— Start Available records —
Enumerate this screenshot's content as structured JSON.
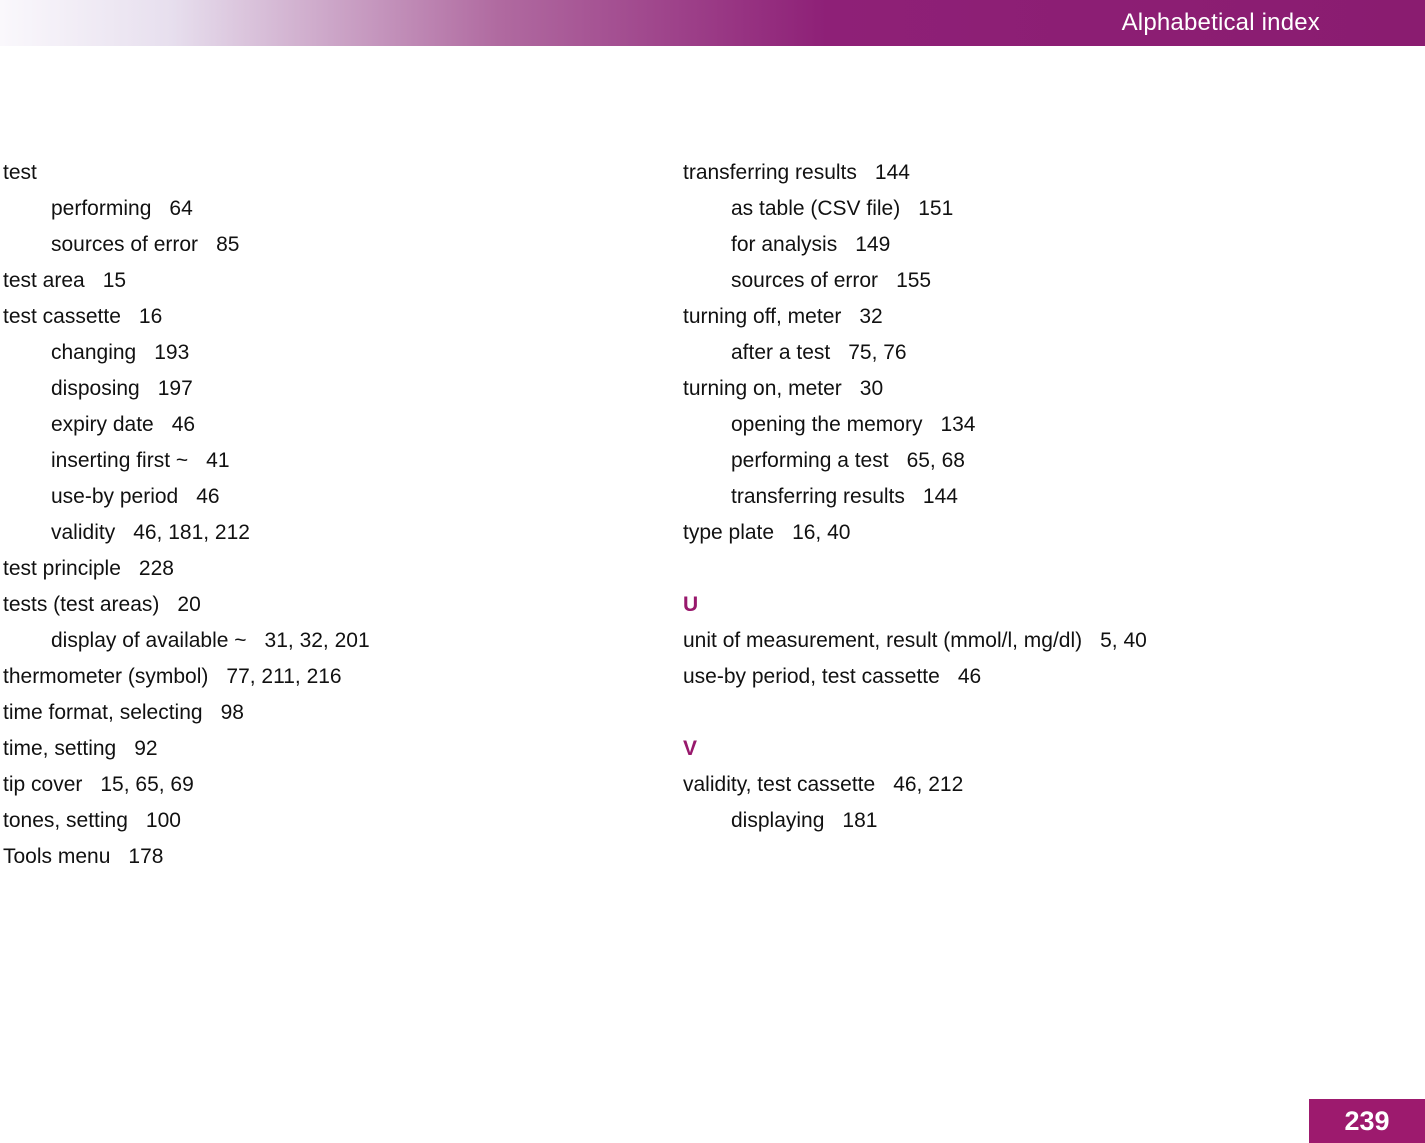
{
  "header": {
    "title": "Alphabetical index"
  },
  "footer": {
    "page_number": "239"
  },
  "colors": {
    "accent": "#98186C",
    "header_gradient_end": "#8A1C70",
    "page_number_background": "#9D1A6E"
  },
  "index": {
    "left": [
      {
        "term": "test",
        "pages": ""
      },
      {
        "term": "performing",
        "pages": "64",
        "indent": 1
      },
      {
        "term": "sources of error",
        "pages": "85",
        "indent": 1
      },
      {
        "term": "test area",
        "pages": "15"
      },
      {
        "term": "test cassette",
        "pages": "16"
      },
      {
        "term": "changing",
        "pages": "193",
        "indent": 1
      },
      {
        "term": "disposing",
        "pages": "197",
        "indent": 1
      },
      {
        "term": "expiry date",
        "pages": "46",
        "indent": 1
      },
      {
        "term": "inserting first ~",
        "pages": "41",
        "indent": 1
      },
      {
        "term": "use-by period",
        "pages": "46",
        "indent": 1
      },
      {
        "term": "validity",
        "pages": "46, 181, 212",
        "indent": 1
      },
      {
        "term": "test principle",
        "pages": "228"
      },
      {
        "term": "tests (test areas)",
        "pages": "20"
      },
      {
        "term": "display of available ~",
        "pages": "31, 32, 201",
        "indent": 1
      },
      {
        "term": "thermometer (symbol)",
        "pages": "77, 211, 216"
      },
      {
        "term": "time format, selecting",
        "pages": "98"
      },
      {
        "term": "time, setting",
        "pages": "92"
      },
      {
        "term": "tip cover",
        "pages": "15, 65, 69"
      },
      {
        "term": "tones, setting",
        "pages": "100"
      },
      {
        "term": "Tools menu",
        "pages": "178"
      }
    ],
    "right": [
      {
        "term": "transferring results",
        "pages": "144"
      },
      {
        "term": "as table (CSV file)",
        "pages": "151",
        "indent": 1
      },
      {
        "term": "for analysis",
        "pages": "149",
        "indent": 1
      },
      {
        "term": "sources of error",
        "pages": "155",
        "indent": 1
      },
      {
        "term": "turning off, meter",
        "pages": "32"
      },
      {
        "term": "after a test",
        "pages": "75, 76",
        "indent": 1
      },
      {
        "term": "turning on, meter",
        "pages": "30"
      },
      {
        "term": "opening the memory",
        "pages": "134",
        "indent": 1
      },
      {
        "term": "performing a test",
        "pages": "65, 68",
        "indent": 1
      },
      {
        "term": "transferring results",
        "pages": "144",
        "indent": 1
      },
      {
        "term": "type plate",
        "pages": "16, 40"
      },
      {
        "type": "spacer"
      },
      {
        "type": "letter",
        "term": "U",
        "pages": ""
      },
      {
        "term": "unit of measurement, result (mmol/l, mg/dl)",
        "pages": "5, 40"
      },
      {
        "term": "use-by period, test cassette",
        "pages": "46"
      },
      {
        "type": "spacer"
      },
      {
        "type": "letter",
        "term": "V",
        "pages": ""
      },
      {
        "term": "validity, test cassette",
        "pages": "46, 212"
      },
      {
        "term": "displaying",
        "pages": "181",
        "indent": 1
      }
    ]
  }
}
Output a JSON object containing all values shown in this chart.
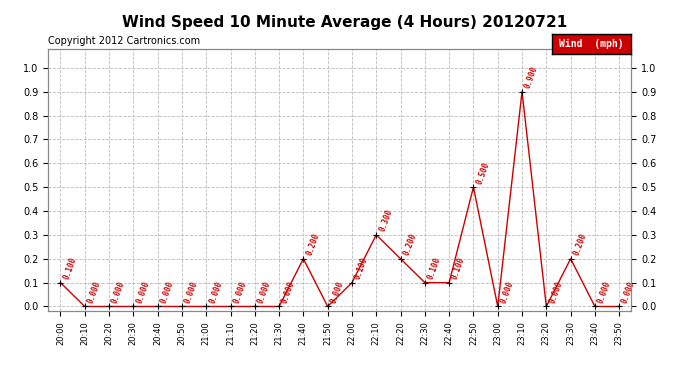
{
  "title": "Wind Speed 10 Minute Average (4 Hours) 20120721",
  "copyright": "Copyright 2012 Cartronics.com",
  "legend_label": "Wind  (mph)",
  "ylim": [
    0.0,
    1.0
  ],
  "yticks": [
    0.0,
    0.1,
    0.2,
    0.3,
    0.4,
    0.5,
    0.6,
    0.7,
    0.8,
    0.9,
    1.0
  ],
  "x_labels": [
    "20:00",
    "20:10",
    "20:20",
    "20:30",
    "20:40",
    "20:50",
    "21:00",
    "21:10",
    "21:20",
    "21:30",
    "21:40",
    "21:50",
    "22:00",
    "22:10",
    "22:20",
    "22:30",
    "22:40",
    "22:50",
    "23:00",
    "23:10",
    "23:20",
    "23:30",
    "23:40",
    "23:50"
  ],
  "values": [
    0.1,
    0.0,
    0.0,
    0.0,
    0.0,
    0.0,
    0.0,
    0.0,
    0.0,
    0.0,
    0.2,
    0.0,
    0.1,
    0.3,
    0.2,
    0.1,
    0.1,
    0.5,
    0.0,
    0.9,
    0.0,
    0.2,
    0.0,
    0.0
  ],
  "line_color": "#cc0000",
  "marker_color": "#000000",
  "label_color": "#cc0000",
  "bg_color": "#ffffff",
  "grid_color": "#bbbbbb",
  "title_fontsize": 11,
  "copyright_fontsize": 7,
  "label_fontsize": 5.5,
  "tick_fontsize": 7,
  "xtick_fontsize": 6,
  "legend_bg": "#cc0000",
  "legend_text_color": "#ffffff",
  "legend_fontsize": 7
}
— End Available records —
### What is asked
Filter the entries down to the lines with the word "Wind" in them.

### Response to this task
  "title": "Wind Speed 10 Minute Average (4 Hours) 20120721",
  "legend_label": "Wind  (mph)",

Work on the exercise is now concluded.